Using the records provided below, locate and copy each line that contains the word "JSON".
******************************
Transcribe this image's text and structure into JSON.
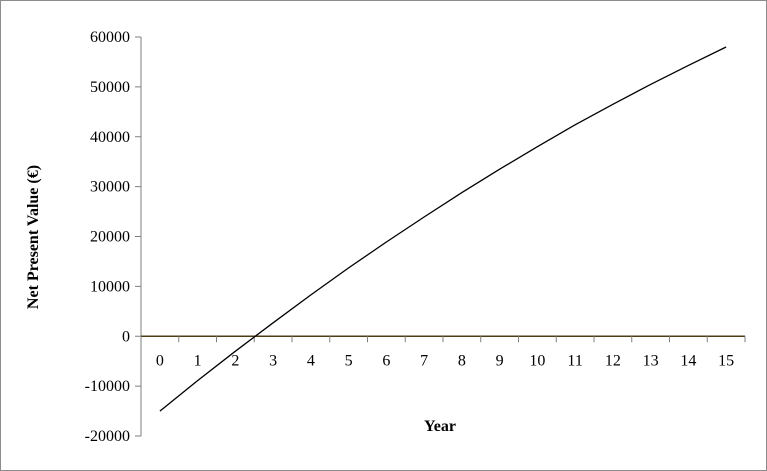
{
  "chart_data": {
    "type": "line",
    "title": "",
    "xlabel": "Year",
    "ylabel": "Net Present Value (€)",
    "x": [
      0,
      1,
      2,
      3,
      4,
      5,
      6,
      7,
      8,
      9,
      10,
      11,
      12,
      13,
      14,
      15
    ],
    "series": [
      {
        "values": [
          -15000,
          -8900,
          -3000,
          2700,
          8300,
          13700,
          18900,
          23900,
          28800,
          33500,
          38000,
          42400,
          46500,
          50500,
          54300,
          58000
        ]
      }
    ],
    "ylim": [
      -20000,
      60000
    ],
    "yticks": [
      -20000,
      -10000,
      0,
      10000,
      20000,
      30000,
      40000,
      50000,
      60000
    ],
    "xticks": [
      0,
      1,
      2,
      3,
      4,
      5,
      6,
      7,
      8,
      9,
      10,
      11,
      12,
      13,
      14,
      15
    ],
    "grid": false,
    "legend": "none",
    "colors": {
      "line": "#000000",
      "zero_axis": "#4a3d14",
      "frame": "#8c8c8c",
      "axis": "#7f7f7f"
    }
  }
}
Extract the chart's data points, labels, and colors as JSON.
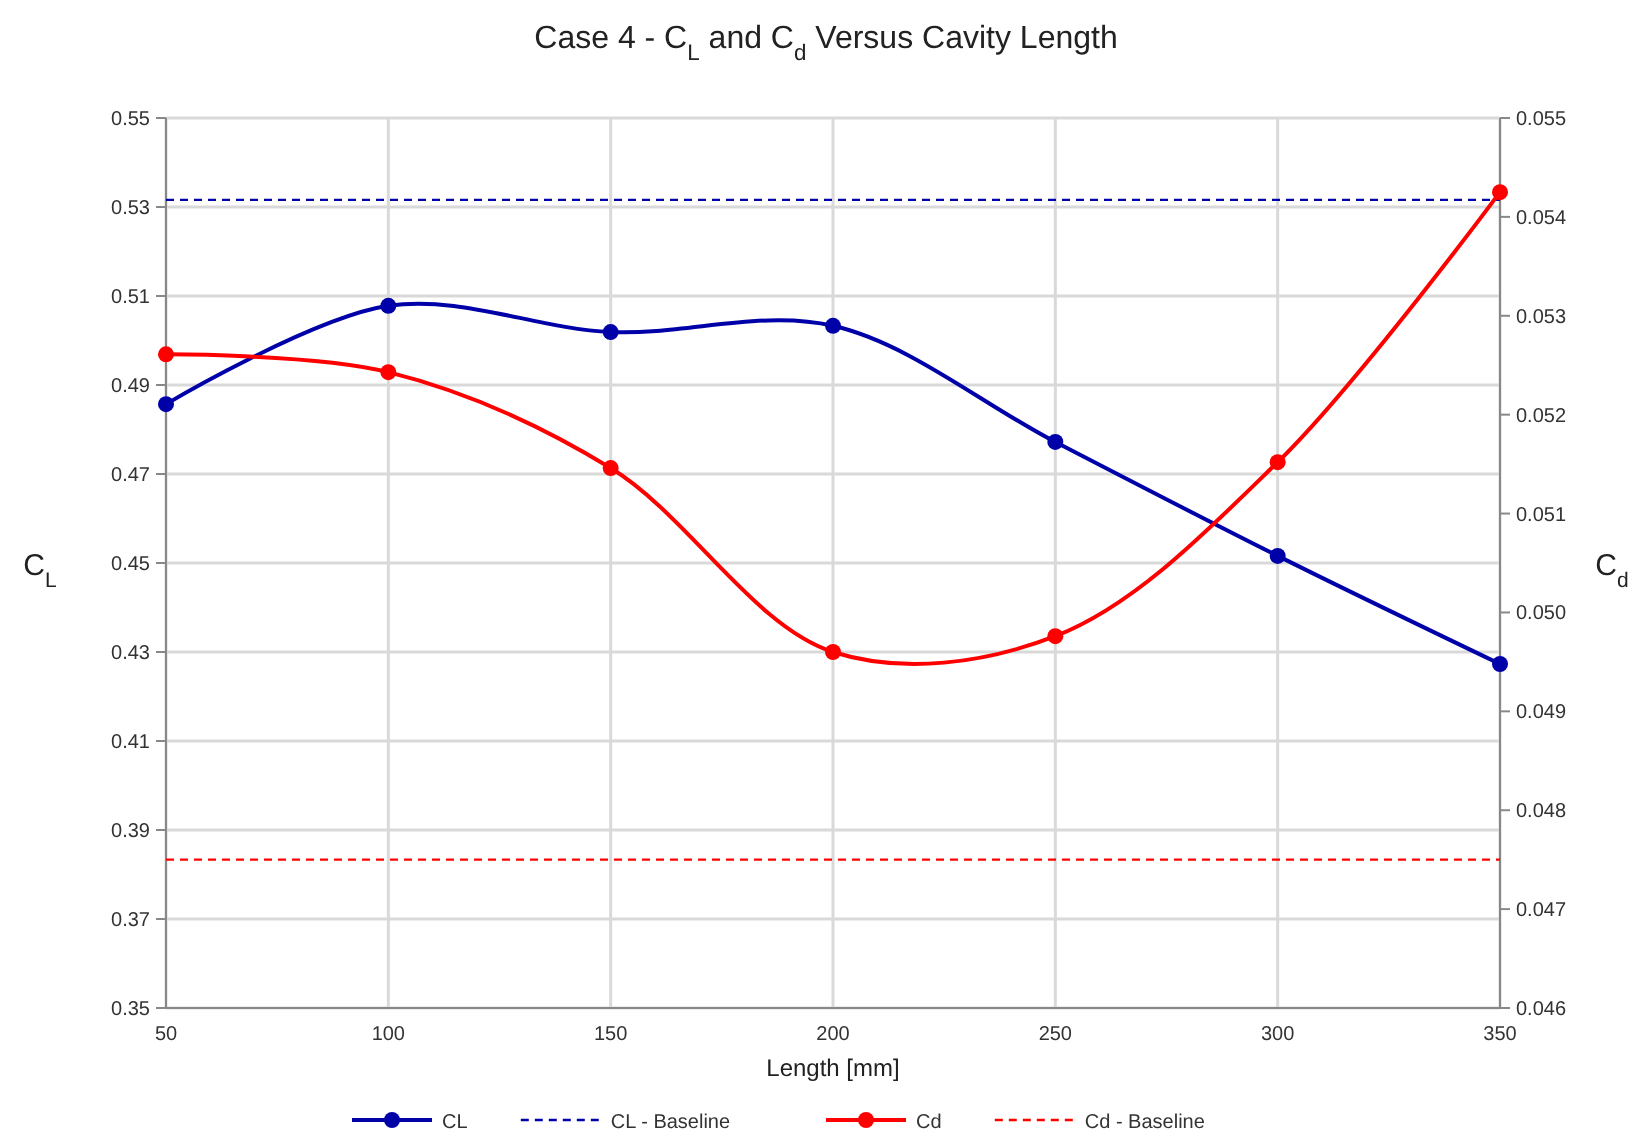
******************************
▶ _Task solution_:
Transcribe this image's text and structure into JSON.
Extract the chart's data points, labels, and colors as JSON.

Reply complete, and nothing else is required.